**WORK REQUIRED**.
Repeat the whole listing below, word for word.

[Figure content listings]
=====
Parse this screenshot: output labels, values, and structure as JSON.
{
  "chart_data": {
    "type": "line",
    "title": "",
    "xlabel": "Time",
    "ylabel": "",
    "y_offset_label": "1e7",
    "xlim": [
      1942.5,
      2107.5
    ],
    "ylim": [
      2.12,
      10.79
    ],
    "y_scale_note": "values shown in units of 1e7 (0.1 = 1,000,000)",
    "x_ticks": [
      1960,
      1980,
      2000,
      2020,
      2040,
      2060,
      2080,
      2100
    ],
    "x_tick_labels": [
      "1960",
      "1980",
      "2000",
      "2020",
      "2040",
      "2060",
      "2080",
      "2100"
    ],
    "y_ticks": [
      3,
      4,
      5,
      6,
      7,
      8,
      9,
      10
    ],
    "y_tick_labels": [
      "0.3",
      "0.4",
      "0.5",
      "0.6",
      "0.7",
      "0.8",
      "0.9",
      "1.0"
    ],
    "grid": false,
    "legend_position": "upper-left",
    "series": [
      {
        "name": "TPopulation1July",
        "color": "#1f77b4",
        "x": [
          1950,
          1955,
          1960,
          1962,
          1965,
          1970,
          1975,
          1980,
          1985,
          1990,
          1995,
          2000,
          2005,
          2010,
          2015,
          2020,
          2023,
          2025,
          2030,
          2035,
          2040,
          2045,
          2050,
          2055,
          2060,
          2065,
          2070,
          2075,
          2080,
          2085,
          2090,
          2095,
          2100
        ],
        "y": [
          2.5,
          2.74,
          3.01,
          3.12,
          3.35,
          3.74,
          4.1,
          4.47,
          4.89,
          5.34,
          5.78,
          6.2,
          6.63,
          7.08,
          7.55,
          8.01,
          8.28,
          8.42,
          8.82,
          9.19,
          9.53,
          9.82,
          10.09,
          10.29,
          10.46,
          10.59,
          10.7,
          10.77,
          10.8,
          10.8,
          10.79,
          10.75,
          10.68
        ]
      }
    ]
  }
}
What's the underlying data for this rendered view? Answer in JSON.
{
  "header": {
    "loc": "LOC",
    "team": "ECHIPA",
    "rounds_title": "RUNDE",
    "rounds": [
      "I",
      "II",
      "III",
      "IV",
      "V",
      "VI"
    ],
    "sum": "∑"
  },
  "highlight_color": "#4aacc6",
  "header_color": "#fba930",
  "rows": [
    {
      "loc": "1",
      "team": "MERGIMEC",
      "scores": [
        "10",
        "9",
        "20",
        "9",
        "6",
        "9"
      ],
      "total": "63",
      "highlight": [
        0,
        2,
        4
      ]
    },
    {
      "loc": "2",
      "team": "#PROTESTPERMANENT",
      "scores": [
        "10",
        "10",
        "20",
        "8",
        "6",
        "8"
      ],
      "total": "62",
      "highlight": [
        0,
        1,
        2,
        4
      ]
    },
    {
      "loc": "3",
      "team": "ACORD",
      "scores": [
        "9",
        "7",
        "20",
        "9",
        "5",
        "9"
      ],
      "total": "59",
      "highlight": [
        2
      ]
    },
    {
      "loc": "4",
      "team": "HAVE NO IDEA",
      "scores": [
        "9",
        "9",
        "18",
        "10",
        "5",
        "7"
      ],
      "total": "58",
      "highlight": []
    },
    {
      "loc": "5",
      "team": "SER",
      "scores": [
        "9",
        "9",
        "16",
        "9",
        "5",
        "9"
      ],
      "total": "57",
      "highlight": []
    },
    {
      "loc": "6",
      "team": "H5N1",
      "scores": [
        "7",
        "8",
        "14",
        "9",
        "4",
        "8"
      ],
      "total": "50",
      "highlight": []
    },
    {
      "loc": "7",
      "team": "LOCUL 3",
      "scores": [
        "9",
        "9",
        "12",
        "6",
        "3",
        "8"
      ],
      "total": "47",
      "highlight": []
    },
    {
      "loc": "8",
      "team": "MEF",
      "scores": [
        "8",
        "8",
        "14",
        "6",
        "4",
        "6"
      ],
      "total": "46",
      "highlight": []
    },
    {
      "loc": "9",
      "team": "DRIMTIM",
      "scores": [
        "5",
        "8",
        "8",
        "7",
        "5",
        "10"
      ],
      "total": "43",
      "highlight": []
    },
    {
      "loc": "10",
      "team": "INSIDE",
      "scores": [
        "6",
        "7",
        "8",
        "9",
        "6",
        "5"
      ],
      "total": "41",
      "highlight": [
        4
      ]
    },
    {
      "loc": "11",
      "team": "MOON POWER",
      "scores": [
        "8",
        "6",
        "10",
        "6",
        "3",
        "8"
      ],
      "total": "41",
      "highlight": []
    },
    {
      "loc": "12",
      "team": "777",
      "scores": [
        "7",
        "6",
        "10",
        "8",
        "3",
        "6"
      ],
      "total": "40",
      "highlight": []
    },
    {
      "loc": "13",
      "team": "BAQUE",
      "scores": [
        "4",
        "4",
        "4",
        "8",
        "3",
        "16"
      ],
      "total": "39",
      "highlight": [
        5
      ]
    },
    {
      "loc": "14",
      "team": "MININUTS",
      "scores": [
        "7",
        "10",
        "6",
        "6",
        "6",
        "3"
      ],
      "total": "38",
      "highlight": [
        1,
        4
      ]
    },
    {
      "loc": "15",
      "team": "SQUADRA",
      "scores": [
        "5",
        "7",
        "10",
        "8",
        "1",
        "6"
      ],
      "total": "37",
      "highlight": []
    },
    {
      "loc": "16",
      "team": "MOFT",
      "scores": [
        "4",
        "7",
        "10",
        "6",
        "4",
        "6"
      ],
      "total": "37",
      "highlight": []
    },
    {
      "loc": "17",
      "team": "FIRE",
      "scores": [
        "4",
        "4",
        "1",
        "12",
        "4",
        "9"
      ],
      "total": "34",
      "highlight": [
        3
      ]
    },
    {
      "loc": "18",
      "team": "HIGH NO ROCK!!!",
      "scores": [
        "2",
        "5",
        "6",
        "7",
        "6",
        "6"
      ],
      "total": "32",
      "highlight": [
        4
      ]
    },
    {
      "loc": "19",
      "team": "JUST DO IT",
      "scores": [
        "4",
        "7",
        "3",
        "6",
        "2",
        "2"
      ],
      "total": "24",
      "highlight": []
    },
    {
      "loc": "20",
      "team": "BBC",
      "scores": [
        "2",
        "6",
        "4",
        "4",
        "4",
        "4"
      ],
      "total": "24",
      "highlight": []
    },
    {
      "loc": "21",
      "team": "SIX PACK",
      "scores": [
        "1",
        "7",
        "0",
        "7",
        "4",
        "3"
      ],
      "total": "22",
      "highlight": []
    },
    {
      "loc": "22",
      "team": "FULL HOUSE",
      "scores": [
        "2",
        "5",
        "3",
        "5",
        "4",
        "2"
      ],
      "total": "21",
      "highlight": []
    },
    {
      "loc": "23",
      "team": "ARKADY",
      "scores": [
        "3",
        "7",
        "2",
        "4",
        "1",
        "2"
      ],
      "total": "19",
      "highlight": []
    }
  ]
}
=====
**EXERCISE OUTPUT**.
Parse this screenshot: output labels, values, and structure as JSON.
{
  "chart_data": {
    "type": "line",
    "title": "",
    "xlabel": "Time",
    "ylabel": "",
    "y_offset_label": "1e7",
    "xlim": [
      1942.5,
      2107.5
    ],
    "ylim": [
      2.12,
      10.79
    ],
    "y_scale_note": "values shown in units of 1e7 (0.1 = 1,000,000)",
    "x_ticks": [
      1960,
      1980,
      2000,
      2020,
      2040,
      2060,
      2080,
      2100
    ],
    "x_tick_labels": [
      "1960",
      "1980",
      "2000",
      "2020",
      "2040",
      "2060",
      "2080",
      "2100"
    ],
    "y_ticks": [
      3,
      4,
      5,
      6,
      7,
      8,
      9,
      10
    ],
    "y_tick_labels": [
      "0.3",
      "0.4",
      "0.5",
      "0.6",
      "0.7",
      "0.8",
      "0.9",
      "1.0"
    ],
    "grid": false,
    "legend_position": "upper-left",
    "series": [
      {
        "name": "TPopulation1July",
        "color": "#1f77b4",
        "x": [
          1950,
          1955,
          1960,
          1962,
          1965,
          1970,
          1975,
          1980,
          1985,
          1990,
          1995,
          2000,
          2005,
          2010,
          2015,
          2020,
          2023,
          2025,
          2030,
          2035,
          2040,
          2045,
          2050,
          2055,
          2060,
          2065,
          2070,
          2075,
          2080,
          2085,
          2090,
          2095,
          2100
        ],
        "y": [
          2.5,
          2.74,
          3.01,
          3.12,
          3.35,
          3.74,
          4.1,
          4.47,
          4.89,
          5.34,
          5.78,
          6.2,
          6.63,
          7.08,
          7.55,
          8.01,
          8.28,
          8.42,
          8.82,
          9.19,
          9.53,
          9.82,
          10.09,
          10.29,
          10.46,
          10.59,
          10.7,
          10.77,
          10.8,
          10.8,
          10.79,
          10.75,
          10.68
        ]
      }
    ]
  }
}
What's the underlying data for this rendered view? Answer in JSON.
{
  "header": {
    "loc": "LOC",
    "team": "ECHIPA",
    "rounds_title": "RUNDE",
    "rounds": [
      "I",
      "II",
      "III",
      "IV",
      "V",
      "VI"
    ],
    "sum": "∑"
  },
  "highlight_color": "#4aacc6",
  "header_color": "#fba930",
  "rows": [
    {
      "loc": "1",
      "team": "MERGIMEC",
      "scores": [
        "10",
        "9",
        "20",
        "9",
        "6",
        "9"
      ],
      "total": "63",
      "highlight": [
        0,
        2,
        4
      ]
    },
    {
      "loc": "2",
      "team": "#PROTESTPERMANENT",
      "scores": [
        "10",
        "10",
        "20",
        "8",
        "6",
        "8"
      ],
      "total": "62",
      "highlight": [
        0,
        1,
        2,
        4
      ]
    },
    {
      "loc": "3",
      "team": "ACORD",
      "scores": [
        "9",
        "7",
        "20",
        "9",
        "5",
        "9"
      ],
      "total": "59",
      "highlight": [
        2
      ]
    },
    {
      "loc": "4",
      "team": "HAVE NO IDEA",
      "scores": [
        "9",
        "9",
        "18",
        "10",
        "5",
        "7"
      ],
      "total": "58",
      "highlight": []
    },
    {
      "loc": "5",
      "team": "SER",
      "scores": [
        "9",
        "9",
        "16",
        "9",
        "5",
        "9"
      ],
      "total": "57",
      "highlight": []
    },
    {
      "loc": "6",
      "team": "H5N1",
      "scores": [
        "7",
        "8",
        "14",
        "9",
        "4",
        "8"
      ],
      "total": "50",
      "highlight": []
    },
    {
      "loc": "7",
      "team": "LOCUL 3",
      "scores": [
        "9",
        "9",
        "12",
        "6",
        "3",
        "8"
      ],
      "total": "47",
      "highlight": []
    },
    {
      "loc": "8",
      "team": "MEF",
      "scores": [
        "8",
        "8",
        "14",
        "6",
        "4",
        "6"
      ],
      "total": "46",
      "highlight": []
    },
    {
      "loc": "9",
      "team": "DRIMTIM",
      "scores": [
        "5",
        "8",
        "8",
        "7",
        "5",
        "10"
      ],
      "total": "43",
      "highlight": []
    },
    {
      "loc": "10",
      "team": "INSIDE",
      "scores": [
        "6",
        "7",
        "8",
        "9",
        "6",
        "5"
      ],
      "total": "41",
      "highlight": [
        4
      ]
    },
    {
      "loc": "11",
      "team": "MOON POWER",
      "scores": [
        "8",
        "6",
        "10",
        "6",
        "3",
        "8"
      ],
      "total": "41",
      "highlight": []
    },
    {
      "loc": "12",
      "team": "777",
      "scores": [
        "7",
        "6",
        "10",
        "8",
        "3",
        "6"
      ],
      "total": "40",
      "highlight": []
    },
    {
      "loc": "13",
      "team": "BAQUE",
      "scores": [
        "4",
        "4",
        "4",
        "8",
        "3",
        "16"
      ],
      "total": "39",
      "highlight": [
        5
      ]
    },
    {
      "loc": "14",
      "team": "MININUTS",
      "scores": [
        "7",
        "10",
        "6",
        "6",
        "6",
        "3"
      ],
      "total": "38",
      "highlight": [
        1,
        4
      ]
    },
    {
      "loc": "15",
      "team": "SQUADRA",
      "scores": [
        "5",
        "7",
        "10",
        "8",
        "1",
        "6"
      ],
      "total": "37",
      "highlight": []
    },
    {
      "loc": "16",
      "team": "MOFT",
      "scores": [
        "4",
        "7",
        "10",
        "6",
        "4",
        "6"
      ],
      "total": "37",
      "highlight": []
    },
    {
      "loc": "17",
      "team": "FIRE",
      "scores": [
        "4",
        "4",
        "1",
        "12",
        "4",
        "9"
      ],
      "total": "34",
      "highlight": [
        3
      ]
    },
    {
      "loc": "18",
      "team": "HIGH NO ROCK!!!",
      "scores": [
        "2",
        "5",
        "6",
        "7",
        "6",
        "6"
      ],
      "total": "32",
      "highlight": [
        4
      ]
    },
    {
      "loc": "19",
      "team": "JUST DO IT",
      "scores": [
        "4",
        "7",
        "3",
        "6",
        "2",
        "2"
      ],
      "total": "24",
      "highlight": []
    },
    {
      "loc": "20",
      "team": "BBC",
      "scores": [
        "2",
        "6",
        "4",
        "4",
        "4",
        "4"
      ],
      "total": "24",
      "highlight": []
    },
    {
      "loc": "21",
      "team": "SIX PACK",
      "scores": [
        "1",
        "7",
        "0",
        "7",
        "4",
        "3"
      ],
      "total": "22",
      "highlight": []
    },
    {
      "loc": "22",
      "team": "FULL HOUSE",
      "scores": [
        "2",
        "5",
        "3",
        "5",
        "4",
        "2"
      ],
      "total": "21",
      "highlight": []
    },
    {
      "loc": "23",
      "team": "ARKADY",
      "scores": [
        "3",
        "7",
        "2",
        "4",
        "1",
        "2"
      ],
      "total": "19",
      "highlight": []
    }
  ]
}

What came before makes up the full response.